OBJECTIVE>
In the listing below, find every line containing "Свитки" and copy it out.

[Dataset excerpts]
## start

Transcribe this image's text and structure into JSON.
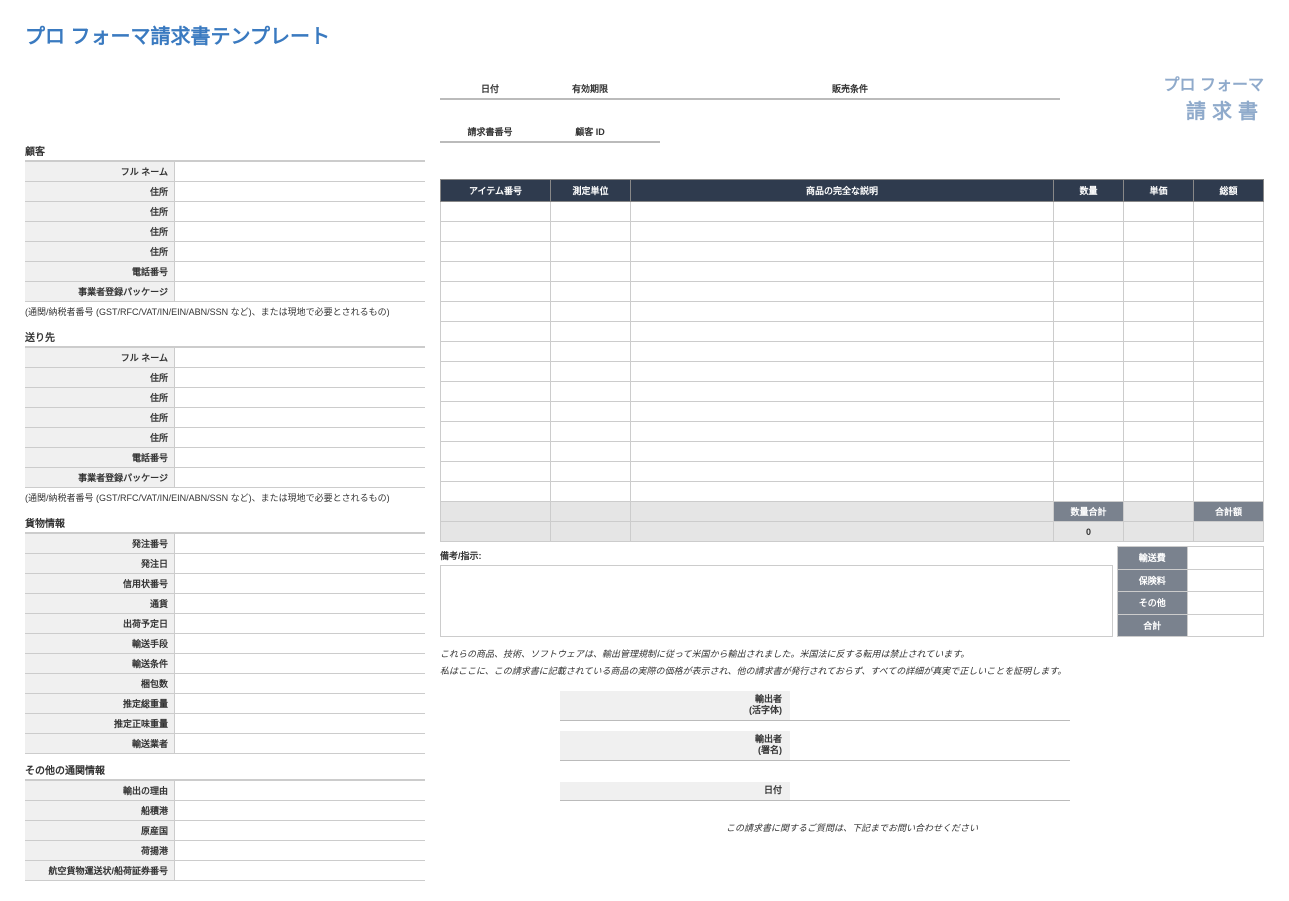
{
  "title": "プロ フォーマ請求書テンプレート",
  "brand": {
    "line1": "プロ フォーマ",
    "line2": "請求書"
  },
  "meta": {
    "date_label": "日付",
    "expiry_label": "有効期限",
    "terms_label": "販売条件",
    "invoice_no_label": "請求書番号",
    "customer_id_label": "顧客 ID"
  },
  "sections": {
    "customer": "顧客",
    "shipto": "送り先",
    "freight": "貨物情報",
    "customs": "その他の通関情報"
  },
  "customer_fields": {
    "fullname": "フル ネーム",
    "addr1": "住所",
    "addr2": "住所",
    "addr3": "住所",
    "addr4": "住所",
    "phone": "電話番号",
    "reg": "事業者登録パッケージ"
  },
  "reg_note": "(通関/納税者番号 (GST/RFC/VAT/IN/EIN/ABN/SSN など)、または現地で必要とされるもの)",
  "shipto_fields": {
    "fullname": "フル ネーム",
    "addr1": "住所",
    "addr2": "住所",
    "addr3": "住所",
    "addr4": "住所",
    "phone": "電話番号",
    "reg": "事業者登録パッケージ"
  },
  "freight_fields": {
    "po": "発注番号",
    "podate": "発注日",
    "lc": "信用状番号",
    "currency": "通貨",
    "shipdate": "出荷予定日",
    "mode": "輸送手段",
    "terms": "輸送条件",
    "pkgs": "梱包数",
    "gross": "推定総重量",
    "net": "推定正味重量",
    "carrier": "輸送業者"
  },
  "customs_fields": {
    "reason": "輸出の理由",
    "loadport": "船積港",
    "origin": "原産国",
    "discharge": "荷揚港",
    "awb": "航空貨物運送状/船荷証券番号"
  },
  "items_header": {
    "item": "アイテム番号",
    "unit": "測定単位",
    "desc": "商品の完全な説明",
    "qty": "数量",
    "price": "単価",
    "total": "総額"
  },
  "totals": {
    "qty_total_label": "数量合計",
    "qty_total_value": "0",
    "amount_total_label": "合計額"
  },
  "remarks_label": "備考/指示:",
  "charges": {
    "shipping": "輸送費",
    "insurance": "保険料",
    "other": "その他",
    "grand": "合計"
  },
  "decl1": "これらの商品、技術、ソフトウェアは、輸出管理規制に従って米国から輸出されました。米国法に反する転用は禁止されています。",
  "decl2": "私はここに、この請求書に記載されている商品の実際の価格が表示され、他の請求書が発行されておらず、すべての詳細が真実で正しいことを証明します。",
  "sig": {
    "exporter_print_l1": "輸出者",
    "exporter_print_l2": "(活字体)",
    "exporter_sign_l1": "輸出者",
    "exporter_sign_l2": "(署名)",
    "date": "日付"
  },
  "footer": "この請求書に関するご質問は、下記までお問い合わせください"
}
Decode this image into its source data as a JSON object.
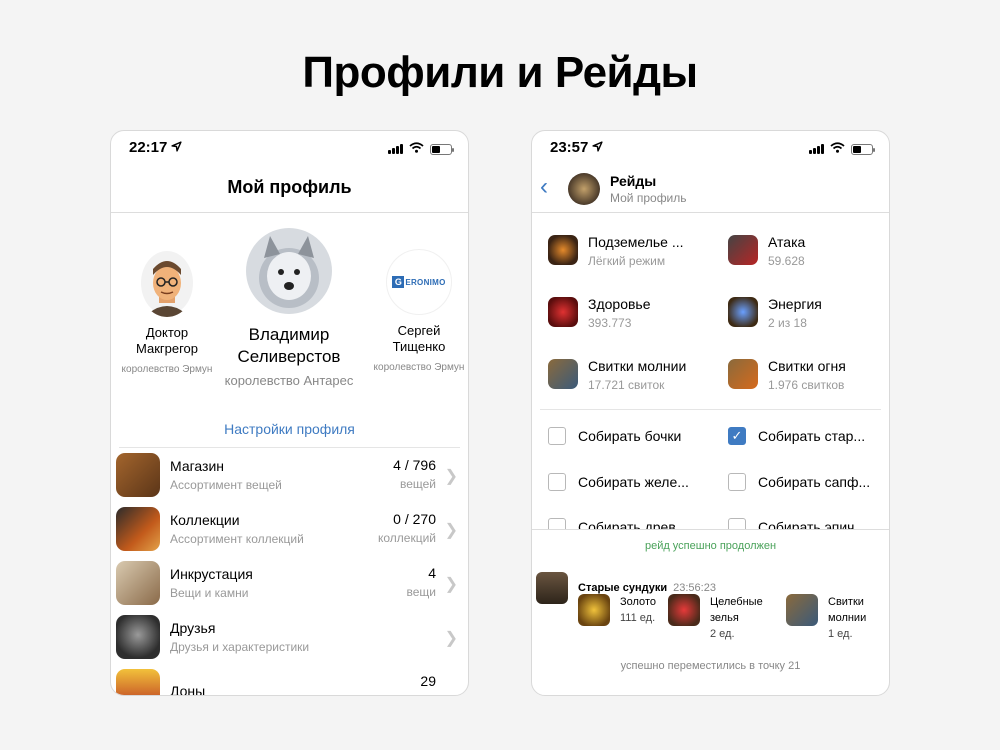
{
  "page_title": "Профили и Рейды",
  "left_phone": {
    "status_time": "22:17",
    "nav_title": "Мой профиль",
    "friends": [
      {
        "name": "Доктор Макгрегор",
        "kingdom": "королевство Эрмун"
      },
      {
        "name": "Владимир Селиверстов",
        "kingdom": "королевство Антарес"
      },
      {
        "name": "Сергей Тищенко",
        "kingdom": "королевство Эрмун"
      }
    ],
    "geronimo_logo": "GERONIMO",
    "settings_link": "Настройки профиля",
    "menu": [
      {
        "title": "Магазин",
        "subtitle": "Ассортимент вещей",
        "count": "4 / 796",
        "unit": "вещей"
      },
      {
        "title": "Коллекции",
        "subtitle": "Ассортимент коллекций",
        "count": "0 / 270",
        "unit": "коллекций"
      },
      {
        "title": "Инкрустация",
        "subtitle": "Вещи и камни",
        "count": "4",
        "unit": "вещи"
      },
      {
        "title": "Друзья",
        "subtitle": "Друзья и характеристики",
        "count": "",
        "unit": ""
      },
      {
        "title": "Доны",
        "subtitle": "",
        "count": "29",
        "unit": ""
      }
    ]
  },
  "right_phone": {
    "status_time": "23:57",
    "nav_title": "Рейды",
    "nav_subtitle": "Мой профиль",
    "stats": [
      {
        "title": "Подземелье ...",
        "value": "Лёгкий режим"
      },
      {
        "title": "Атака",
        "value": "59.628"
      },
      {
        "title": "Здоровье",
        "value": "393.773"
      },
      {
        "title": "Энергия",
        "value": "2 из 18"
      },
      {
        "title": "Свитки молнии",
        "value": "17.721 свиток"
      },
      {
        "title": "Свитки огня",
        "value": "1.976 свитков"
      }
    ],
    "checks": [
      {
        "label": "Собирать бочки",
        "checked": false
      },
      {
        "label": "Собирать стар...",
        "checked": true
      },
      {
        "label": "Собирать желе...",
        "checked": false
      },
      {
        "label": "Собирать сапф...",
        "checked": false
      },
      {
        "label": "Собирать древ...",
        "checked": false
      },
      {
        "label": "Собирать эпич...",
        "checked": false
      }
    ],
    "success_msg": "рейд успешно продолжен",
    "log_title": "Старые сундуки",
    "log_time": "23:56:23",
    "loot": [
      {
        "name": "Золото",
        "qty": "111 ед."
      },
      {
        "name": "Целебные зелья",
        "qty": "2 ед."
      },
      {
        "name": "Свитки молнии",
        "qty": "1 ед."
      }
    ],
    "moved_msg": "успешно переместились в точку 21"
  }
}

## end
## start

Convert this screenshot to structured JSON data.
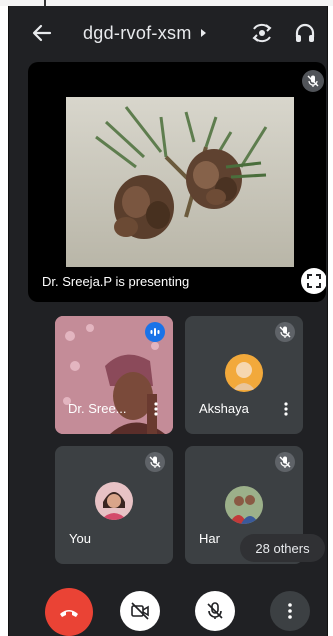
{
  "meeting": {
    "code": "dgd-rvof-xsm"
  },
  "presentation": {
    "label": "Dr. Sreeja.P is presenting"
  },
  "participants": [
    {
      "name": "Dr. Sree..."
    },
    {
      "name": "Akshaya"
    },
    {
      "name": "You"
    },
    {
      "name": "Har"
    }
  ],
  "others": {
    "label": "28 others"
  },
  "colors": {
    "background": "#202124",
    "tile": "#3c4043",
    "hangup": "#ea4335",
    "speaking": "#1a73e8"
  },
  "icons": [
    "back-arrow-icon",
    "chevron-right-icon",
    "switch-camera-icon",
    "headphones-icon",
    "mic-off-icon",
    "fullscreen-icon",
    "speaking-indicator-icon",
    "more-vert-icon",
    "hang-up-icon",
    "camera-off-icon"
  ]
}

## end
## start

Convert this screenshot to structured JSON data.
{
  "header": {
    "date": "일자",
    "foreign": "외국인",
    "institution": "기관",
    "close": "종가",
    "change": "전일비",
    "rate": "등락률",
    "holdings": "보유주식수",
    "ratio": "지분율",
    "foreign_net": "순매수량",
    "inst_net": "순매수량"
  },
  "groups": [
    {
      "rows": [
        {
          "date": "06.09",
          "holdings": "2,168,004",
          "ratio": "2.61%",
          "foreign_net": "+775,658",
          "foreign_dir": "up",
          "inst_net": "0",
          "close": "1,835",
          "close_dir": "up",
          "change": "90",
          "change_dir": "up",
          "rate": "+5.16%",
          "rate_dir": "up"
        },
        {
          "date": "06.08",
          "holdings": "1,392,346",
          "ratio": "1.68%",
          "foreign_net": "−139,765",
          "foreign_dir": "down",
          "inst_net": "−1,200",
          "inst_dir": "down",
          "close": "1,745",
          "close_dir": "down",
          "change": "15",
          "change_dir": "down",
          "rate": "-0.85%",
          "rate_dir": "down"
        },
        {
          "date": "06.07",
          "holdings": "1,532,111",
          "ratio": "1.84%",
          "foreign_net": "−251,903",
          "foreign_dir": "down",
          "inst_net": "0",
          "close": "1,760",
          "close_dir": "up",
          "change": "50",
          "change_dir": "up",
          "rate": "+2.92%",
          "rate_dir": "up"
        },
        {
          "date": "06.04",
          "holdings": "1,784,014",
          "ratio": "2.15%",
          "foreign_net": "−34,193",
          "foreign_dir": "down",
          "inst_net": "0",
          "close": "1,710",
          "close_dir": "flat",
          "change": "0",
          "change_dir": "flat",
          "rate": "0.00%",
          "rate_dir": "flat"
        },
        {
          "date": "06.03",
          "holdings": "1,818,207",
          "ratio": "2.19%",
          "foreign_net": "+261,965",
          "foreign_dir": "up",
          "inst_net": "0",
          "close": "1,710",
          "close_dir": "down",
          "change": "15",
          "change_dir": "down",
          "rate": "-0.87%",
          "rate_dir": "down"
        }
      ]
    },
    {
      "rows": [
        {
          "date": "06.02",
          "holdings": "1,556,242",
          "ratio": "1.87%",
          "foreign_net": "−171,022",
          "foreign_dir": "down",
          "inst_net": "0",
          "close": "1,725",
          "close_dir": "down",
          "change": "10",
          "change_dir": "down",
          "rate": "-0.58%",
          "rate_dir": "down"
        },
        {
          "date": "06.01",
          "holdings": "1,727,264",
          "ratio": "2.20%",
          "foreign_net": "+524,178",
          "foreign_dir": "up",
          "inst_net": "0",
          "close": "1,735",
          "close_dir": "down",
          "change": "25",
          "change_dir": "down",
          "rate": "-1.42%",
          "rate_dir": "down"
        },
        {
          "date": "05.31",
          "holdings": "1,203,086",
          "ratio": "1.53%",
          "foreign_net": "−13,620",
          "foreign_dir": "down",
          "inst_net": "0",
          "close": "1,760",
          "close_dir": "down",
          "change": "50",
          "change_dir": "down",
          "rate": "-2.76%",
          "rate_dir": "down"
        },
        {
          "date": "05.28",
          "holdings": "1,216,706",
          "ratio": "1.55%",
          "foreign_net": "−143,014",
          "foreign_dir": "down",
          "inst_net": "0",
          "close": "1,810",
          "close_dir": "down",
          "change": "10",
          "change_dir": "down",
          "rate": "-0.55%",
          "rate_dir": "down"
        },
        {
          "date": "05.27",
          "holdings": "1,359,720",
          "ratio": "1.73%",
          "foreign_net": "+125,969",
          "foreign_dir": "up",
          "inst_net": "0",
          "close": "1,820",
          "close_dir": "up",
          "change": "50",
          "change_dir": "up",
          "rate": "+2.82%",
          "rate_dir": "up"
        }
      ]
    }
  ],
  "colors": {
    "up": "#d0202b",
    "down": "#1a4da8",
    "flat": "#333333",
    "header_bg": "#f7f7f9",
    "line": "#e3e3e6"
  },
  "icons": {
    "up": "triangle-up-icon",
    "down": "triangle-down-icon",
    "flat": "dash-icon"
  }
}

## end

PROBLEM SOLUTION>
        "title": "Свитки молнии",
        "title": "Свитки огня",
        "name": "Свитки молнии",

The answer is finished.